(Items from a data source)
=-=-=
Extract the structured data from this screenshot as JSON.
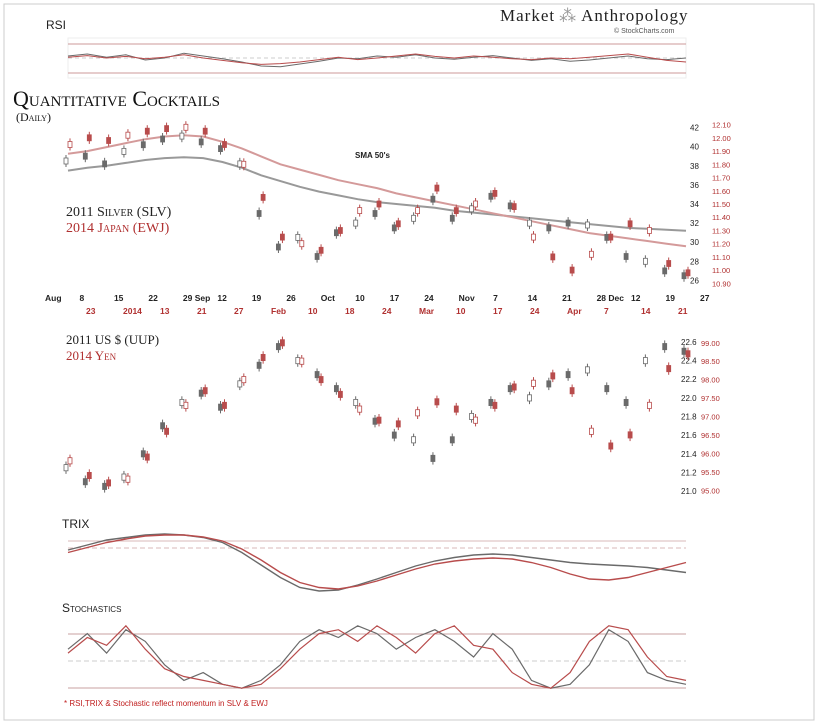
{
  "brand": {
    "left": "Market",
    "right": "Anthropology",
    "credit": "© StockCharts.com"
  },
  "title": "Quantitative Cocktails",
  "subtitle": "(Daily)",
  "panels": {
    "rsi": "RSI",
    "trix": "TRIX",
    "stochastics": "Stochastics"
  },
  "footnote": "* RSI,TRIX & Stochastic reflect momentum in SLV & EWJ",
  "colors": {
    "series_2011": "#6a6a6a",
    "series_2014": "#b84c4c",
    "ma_2011": "#999999",
    "ma_2014": "#d49a9a"
  },
  "chart_data": [
    {
      "type": "line",
      "panel": "top",
      "series_labels": [
        "2011 Silver (SLV)",
        "2014 Japan (EWJ)"
      ],
      "annotation": "SMA 50's",
      "x_labels_2011": [
        "Aug",
        "8",
        "15",
        "22",
        "29 Sep",
        "12",
        "19",
        "26",
        "Oct",
        "10",
        "17",
        "24",
        "Nov",
        "7",
        "14",
        "21",
        "28 Dec",
        "12",
        "19",
        "27"
      ],
      "x_labels_2014": [
        "23",
        "2014",
        "13",
        "21",
        "27",
        "Feb",
        "10",
        "18",
        "24",
        "Mar",
        "10",
        "17",
        "24",
        "Apr",
        "7",
        "14",
        "21"
      ],
      "y_ticks_left": [
        26,
        28,
        30,
        32,
        34,
        36,
        38,
        40,
        42
      ],
      "y_ticks_right": [
        10.9,
        11.0,
        11.1,
        11.2,
        11.3,
        11.4,
        11.5,
        11.6,
        11.7,
        11.8,
        11.9,
        12.0,
        12.1
      ],
      "ylim_left": [
        25,
        43
      ],
      "ylim_right": [
        10.85,
        12.15
      ],
      "series": [
        {
          "name": "2011 Silver (SLV)",
          "values": [
            38.5,
            39.0,
            38.2,
            39.5,
            40.2,
            40.8,
            41.1,
            40.5,
            39.8,
            38.2,
            33.0,
            29.5,
            30.5,
            28.5,
            31.0,
            32.0,
            33.0,
            31.5,
            32.5,
            34.5,
            32.5,
            33.5,
            34.8,
            33.8,
            32.0,
            31.5,
            32.0,
            31.8,
            30.5,
            28.5,
            28.0,
            27.0,
            26.5
          ]
        },
        {
          "name": "2014 Japan (EWJ)",
          "values": [
            11.95,
            12.0,
            11.98,
            12.02,
            12.05,
            12.07,
            12.08,
            12.05,
            11.95,
            11.8,
            11.55,
            11.25,
            11.2,
            11.15,
            11.3,
            11.45,
            11.5,
            11.35,
            11.45,
            11.62,
            11.45,
            11.5,
            11.58,
            11.48,
            11.25,
            11.1,
            11.0,
            11.12,
            11.25,
            11.35,
            11.3,
            11.05,
            10.98
          ]
        },
        {
          "name": "SMA 50 (2011)",
          "values": [
            37.5,
            37.8,
            38.0,
            38.3,
            38.6,
            38.8,
            38.9,
            38.8,
            38.4,
            37.8,
            37.0,
            36.4,
            35.8,
            35.3,
            34.9,
            34.5,
            34.2,
            34.0,
            33.8,
            33.6,
            33.3,
            33.1,
            32.9,
            32.7,
            32.5,
            32.3,
            32.1,
            31.9,
            31.7,
            31.5,
            31.4,
            31.3,
            31.2
          ]
        },
        {
          "name": "SMA 50 (2014)",
          "values": [
            11.88,
            11.9,
            11.93,
            11.96,
            11.99,
            12.01,
            12.02,
            12.01,
            11.97,
            11.92,
            11.86,
            11.8,
            11.76,
            11.72,
            11.68,
            11.65,
            11.62,
            11.58,
            11.55,
            11.52,
            11.49,
            11.46,
            11.43,
            11.4,
            11.37,
            11.34,
            11.31,
            11.28,
            11.26,
            11.24,
            11.22,
            11.2,
            11.18
          ]
        }
      ]
    },
    {
      "type": "line",
      "panel": "middle",
      "series_labels": [
        "2011 US $ (UUP)",
        "2014 Yen"
      ],
      "y_ticks_left": [
        21.0,
        21.2,
        21.4,
        21.6,
        21.8,
        22.0,
        22.2,
        22.4,
        22.6
      ],
      "y_ticks_right": [
        95.0,
        95.5,
        96.0,
        96.5,
        97.0,
        97.5,
        98.0,
        98.5,
        99.0
      ],
      "ylim_left": [
        20.85,
        22.75
      ],
      "ylim_right": [
        94.6,
        99.4
      ],
      "series": [
        {
          "name": "2011 US $ (UUP)",
          "values": [
            21.25,
            21.1,
            21.05,
            21.15,
            21.4,
            21.7,
            21.95,
            22.05,
            21.9,
            22.15,
            22.35,
            22.55,
            22.4,
            22.25,
            22.1,
            21.95,
            21.75,
            21.6,
            21.55,
            21.35,
            21.55,
            21.8,
            21.95,
            22.1,
            22.0,
            22.15,
            22.25,
            22.3,
            22.1,
            21.95,
            22.4,
            22.55,
            22.5
          ]
        },
        {
          "name": "2014 Yen",
          "values": [
            95.8,
            95.4,
            95.2,
            95.3,
            95.9,
            96.6,
            97.3,
            97.7,
            97.3,
            98.0,
            98.6,
            99.0,
            98.5,
            98.0,
            97.6,
            97.2,
            96.9,
            96.8,
            97.1,
            97.4,
            97.2,
            96.9,
            97.3,
            97.8,
            97.9,
            98.1,
            97.7,
            96.6,
            96.2,
            96.5,
            97.3,
            98.3,
            98.7
          ]
        }
      ]
    },
    {
      "type": "line",
      "panel": "rsi",
      "series": [
        {
          "name": "2011 Silver (SLV)",
          "values": [
            55,
            60,
            52,
            58,
            45,
            50,
            62,
            55,
            48,
            40,
            30,
            28,
            35,
            42,
            50,
            48,
            55,
            52,
            58,
            50,
            47,
            52,
            56,
            50,
            44,
            48,
            42,
            45,
            50,
            55,
            48,
            46,
            50
          ]
        },
        {
          "name": "2014 Japan (EWJ)",
          "values": [
            52,
            56,
            50,
            54,
            48,
            52,
            58,
            50,
            44,
            38,
            34,
            36,
            40,
            46,
            52,
            46,
            50,
            55,
            60,
            54,
            50,
            55,
            52,
            48,
            46,
            50,
            48,
            52,
            56,
            60,
            52,
            44,
            40
          ]
        }
      ]
    },
    {
      "type": "line",
      "panel": "trix",
      "series": [
        {
          "name": "2011 Silver (SLV)",
          "values": [
            0.2,
            0.3,
            0.4,
            0.45,
            0.5,
            0.52,
            0.5,
            0.45,
            0.35,
            0.15,
            -0.1,
            -0.35,
            -0.55,
            -0.62,
            -0.6,
            -0.5,
            -0.38,
            -0.25,
            -0.12,
            -0.02,
            0.05,
            0.1,
            0.12,
            0.1,
            0.05,
            0.0,
            -0.05,
            -0.08,
            -0.1,
            -0.12,
            -0.15,
            -0.2,
            -0.25
          ]
        },
        {
          "name": "2014 Japan (EWJ)",
          "values": [
            0.15,
            0.25,
            0.35,
            0.42,
            0.48,
            0.5,
            0.5,
            0.46,
            0.38,
            0.22,
            0.0,
            -0.25,
            -0.45,
            -0.55,
            -0.58,
            -0.52,
            -0.42,
            -0.3,
            -0.18,
            -0.08,
            -0.02,
            0.02,
            0.04,
            0.02,
            -0.05,
            -0.15,
            -0.28,
            -0.38,
            -0.4,
            -0.35,
            -0.25,
            -0.15,
            -0.05
          ]
        }
      ]
    },
    {
      "type": "line",
      "panel": "stochastics",
      "series": [
        {
          "name": "2011 Silver (SLV)",
          "values": [
            60,
            80,
            55,
            85,
            70,
            40,
            20,
            30,
            15,
            10,
            20,
            40,
            70,
            85,
            75,
            90,
            80,
            60,
            75,
            85,
            70,
            50,
            80,
            60,
            20,
            10,
            15,
            40,
            85,
            70,
            30,
            20,
            15
          ]
        },
        {
          "name": "2014 Japan (EWJ)",
          "values": [
            55,
            75,
            65,
            90,
            60,
            35,
            25,
            20,
            15,
            10,
            15,
            35,
            60,
            80,
            85,
            70,
            90,
            75,
            55,
            80,
            90,
            65,
            60,
            30,
            15,
            10,
            30,
            70,
            90,
            85,
            50,
            25,
            20
          ]
        }
      ]
    }
  ]
}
=-=-=
TASK GOAL:
Copy each line containing the word "stochastics" from the data.

RESPONSE:
    "stochastics": "Stochastics"
      "panel": "stochastics",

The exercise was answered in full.